= Exercise aim =
Search the data below for the string "sexes". Extract every line that contains it.

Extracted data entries
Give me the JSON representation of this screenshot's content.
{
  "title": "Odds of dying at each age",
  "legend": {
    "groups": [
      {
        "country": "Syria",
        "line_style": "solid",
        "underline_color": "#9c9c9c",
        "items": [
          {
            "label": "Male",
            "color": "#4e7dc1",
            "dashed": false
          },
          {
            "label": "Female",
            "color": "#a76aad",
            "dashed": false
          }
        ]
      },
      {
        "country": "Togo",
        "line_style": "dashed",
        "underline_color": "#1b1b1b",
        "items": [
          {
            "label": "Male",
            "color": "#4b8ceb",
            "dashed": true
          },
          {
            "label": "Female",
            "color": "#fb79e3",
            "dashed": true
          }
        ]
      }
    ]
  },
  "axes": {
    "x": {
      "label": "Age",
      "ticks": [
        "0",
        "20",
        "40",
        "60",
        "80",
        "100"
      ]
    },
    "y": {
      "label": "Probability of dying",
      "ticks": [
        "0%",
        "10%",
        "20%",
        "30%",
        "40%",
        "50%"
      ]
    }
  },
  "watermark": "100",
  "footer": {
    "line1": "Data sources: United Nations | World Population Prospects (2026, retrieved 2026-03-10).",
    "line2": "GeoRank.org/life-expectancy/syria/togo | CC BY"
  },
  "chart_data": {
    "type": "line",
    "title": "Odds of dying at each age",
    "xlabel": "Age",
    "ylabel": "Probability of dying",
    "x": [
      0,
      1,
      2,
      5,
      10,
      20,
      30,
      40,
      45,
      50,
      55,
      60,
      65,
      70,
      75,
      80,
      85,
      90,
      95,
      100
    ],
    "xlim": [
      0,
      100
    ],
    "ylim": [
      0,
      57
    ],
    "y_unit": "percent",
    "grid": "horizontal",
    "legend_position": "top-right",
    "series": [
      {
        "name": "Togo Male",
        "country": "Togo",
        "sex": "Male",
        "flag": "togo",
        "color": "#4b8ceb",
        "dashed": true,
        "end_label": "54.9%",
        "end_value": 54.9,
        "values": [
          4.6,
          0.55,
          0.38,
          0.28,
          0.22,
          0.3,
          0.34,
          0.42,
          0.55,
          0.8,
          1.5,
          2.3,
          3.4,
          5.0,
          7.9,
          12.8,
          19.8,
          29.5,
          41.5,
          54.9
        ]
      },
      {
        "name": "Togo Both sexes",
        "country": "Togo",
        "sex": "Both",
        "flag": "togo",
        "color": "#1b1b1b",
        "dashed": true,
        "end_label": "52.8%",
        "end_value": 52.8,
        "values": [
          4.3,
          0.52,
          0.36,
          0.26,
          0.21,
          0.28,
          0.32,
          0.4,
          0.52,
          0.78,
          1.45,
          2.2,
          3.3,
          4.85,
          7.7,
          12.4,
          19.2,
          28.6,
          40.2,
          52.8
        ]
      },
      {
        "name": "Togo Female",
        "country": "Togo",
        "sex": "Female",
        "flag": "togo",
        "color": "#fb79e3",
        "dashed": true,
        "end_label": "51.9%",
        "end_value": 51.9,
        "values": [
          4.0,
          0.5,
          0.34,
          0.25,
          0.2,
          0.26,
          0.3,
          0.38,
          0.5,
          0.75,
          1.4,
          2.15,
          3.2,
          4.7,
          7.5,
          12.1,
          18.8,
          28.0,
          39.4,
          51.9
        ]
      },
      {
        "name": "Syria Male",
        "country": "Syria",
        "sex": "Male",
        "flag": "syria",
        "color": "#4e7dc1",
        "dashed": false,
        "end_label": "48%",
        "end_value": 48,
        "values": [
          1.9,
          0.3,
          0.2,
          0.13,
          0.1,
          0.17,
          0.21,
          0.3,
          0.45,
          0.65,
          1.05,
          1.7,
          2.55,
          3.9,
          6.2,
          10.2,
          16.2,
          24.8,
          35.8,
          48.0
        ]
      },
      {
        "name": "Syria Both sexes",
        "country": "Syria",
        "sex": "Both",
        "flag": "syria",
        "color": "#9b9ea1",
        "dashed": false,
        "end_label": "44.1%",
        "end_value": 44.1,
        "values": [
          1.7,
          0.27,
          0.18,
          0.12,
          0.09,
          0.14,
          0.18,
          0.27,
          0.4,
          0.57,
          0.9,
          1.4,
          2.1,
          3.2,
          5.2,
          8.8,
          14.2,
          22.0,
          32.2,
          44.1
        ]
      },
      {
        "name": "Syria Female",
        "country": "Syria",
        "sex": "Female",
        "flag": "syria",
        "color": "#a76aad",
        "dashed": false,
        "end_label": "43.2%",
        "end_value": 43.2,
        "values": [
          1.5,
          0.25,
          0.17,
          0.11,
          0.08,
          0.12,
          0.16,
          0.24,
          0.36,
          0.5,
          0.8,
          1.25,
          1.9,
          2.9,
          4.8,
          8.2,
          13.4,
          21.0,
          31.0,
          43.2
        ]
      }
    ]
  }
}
* * *
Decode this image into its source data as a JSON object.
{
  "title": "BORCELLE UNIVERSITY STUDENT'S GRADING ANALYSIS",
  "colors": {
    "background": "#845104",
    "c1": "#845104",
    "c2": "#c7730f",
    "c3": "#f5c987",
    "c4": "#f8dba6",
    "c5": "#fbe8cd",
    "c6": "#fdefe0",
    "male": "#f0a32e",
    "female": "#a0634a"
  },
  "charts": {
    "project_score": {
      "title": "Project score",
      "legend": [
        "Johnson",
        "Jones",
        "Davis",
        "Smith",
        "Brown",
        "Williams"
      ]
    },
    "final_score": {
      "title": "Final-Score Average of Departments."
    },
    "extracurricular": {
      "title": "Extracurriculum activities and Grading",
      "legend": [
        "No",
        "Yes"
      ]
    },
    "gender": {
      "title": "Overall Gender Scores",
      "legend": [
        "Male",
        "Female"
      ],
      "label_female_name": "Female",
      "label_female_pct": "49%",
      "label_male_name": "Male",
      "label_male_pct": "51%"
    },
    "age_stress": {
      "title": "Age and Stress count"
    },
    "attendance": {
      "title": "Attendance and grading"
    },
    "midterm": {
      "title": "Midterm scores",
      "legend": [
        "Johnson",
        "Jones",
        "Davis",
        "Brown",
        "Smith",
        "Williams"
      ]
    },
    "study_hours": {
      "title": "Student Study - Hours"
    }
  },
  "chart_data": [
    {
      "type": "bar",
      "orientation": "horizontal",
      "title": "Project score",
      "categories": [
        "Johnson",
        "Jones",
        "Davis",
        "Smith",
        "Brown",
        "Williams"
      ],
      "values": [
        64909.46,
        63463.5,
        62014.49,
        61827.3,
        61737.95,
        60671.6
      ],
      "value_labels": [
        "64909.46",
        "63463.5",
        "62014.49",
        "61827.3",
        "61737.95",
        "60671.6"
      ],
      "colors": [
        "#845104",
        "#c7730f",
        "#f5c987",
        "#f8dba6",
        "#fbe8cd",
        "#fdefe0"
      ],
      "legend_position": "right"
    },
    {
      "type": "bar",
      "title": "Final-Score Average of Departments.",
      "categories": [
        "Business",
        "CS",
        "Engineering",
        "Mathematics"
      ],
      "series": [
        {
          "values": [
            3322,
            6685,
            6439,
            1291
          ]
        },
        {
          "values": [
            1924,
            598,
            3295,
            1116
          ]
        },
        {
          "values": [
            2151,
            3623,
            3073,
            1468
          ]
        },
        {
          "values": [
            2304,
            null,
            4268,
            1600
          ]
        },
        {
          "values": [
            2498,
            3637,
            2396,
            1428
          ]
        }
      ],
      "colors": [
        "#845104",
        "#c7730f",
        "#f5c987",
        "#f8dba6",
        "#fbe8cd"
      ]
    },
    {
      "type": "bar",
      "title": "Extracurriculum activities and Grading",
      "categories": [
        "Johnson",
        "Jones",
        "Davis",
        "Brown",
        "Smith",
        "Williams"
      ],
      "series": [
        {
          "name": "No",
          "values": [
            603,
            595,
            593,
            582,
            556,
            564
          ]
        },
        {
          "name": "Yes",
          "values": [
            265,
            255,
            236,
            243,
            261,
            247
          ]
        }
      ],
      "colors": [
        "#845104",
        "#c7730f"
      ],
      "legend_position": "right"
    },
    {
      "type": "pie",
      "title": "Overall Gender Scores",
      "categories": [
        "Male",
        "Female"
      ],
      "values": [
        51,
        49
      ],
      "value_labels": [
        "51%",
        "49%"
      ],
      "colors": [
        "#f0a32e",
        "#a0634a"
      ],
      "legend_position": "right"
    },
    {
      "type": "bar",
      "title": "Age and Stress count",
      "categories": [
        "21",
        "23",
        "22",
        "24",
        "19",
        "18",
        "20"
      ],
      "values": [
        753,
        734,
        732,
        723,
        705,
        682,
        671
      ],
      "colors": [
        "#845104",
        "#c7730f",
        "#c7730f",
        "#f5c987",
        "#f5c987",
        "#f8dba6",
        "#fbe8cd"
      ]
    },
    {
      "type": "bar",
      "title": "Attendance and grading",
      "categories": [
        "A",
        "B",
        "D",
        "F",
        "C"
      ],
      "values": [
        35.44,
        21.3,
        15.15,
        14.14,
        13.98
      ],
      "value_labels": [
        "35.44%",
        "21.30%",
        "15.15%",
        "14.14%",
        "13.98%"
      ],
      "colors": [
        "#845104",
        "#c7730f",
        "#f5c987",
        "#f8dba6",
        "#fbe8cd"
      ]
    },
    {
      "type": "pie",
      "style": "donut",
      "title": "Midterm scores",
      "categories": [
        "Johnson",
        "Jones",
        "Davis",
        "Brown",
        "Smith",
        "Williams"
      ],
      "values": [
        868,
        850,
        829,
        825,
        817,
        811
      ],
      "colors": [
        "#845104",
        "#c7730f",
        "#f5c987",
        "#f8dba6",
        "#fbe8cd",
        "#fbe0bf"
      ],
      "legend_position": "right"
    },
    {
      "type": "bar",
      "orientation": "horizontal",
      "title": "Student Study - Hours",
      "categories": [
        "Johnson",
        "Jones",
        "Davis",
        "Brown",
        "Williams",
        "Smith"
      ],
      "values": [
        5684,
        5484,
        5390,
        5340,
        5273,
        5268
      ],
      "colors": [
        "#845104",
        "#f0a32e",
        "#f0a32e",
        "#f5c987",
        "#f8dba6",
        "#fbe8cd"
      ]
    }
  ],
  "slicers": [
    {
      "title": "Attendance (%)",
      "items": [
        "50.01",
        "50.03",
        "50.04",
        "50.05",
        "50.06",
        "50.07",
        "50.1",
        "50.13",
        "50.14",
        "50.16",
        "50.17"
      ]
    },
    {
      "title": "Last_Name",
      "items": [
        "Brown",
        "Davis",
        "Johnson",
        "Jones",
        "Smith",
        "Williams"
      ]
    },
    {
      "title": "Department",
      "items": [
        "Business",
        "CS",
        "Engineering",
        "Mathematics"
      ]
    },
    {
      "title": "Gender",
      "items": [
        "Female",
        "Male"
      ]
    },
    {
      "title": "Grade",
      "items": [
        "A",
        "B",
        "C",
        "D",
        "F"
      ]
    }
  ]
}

= Right answer =
        "name": "Togo Both sexes",
        "name": "Syria Both sexes",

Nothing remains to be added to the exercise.